• **REQUIRED WORK**
Determine which lines contain the word "title", then copy those lines.

• **DATASET RECORDS**
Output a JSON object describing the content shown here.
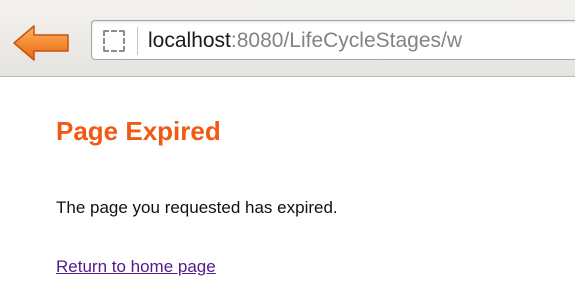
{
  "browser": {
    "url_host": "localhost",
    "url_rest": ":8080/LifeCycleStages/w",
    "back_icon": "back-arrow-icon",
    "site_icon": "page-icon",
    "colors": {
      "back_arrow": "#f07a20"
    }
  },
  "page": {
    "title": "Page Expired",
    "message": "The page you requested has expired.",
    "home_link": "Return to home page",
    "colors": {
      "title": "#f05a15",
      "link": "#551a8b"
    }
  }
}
* * *
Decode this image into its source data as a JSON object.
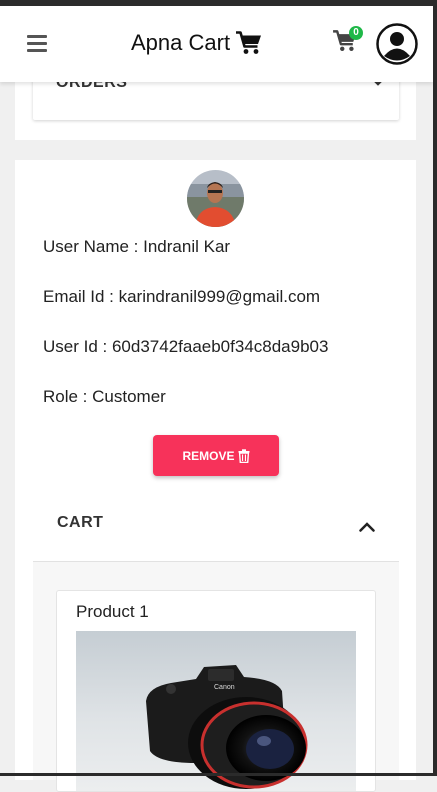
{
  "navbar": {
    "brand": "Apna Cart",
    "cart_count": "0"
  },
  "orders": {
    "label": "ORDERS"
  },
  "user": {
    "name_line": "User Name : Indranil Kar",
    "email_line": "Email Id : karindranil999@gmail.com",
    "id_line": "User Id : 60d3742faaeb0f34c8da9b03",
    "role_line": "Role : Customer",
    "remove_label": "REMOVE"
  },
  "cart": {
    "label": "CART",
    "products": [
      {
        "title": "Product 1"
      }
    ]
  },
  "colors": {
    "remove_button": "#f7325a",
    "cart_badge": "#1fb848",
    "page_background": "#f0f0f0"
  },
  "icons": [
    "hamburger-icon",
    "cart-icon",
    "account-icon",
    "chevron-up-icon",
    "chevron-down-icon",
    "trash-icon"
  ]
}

• **ANSWER BELOW**
    "title": "Page Expired",
      "title": "#f05a15",
        "title": "Product 1"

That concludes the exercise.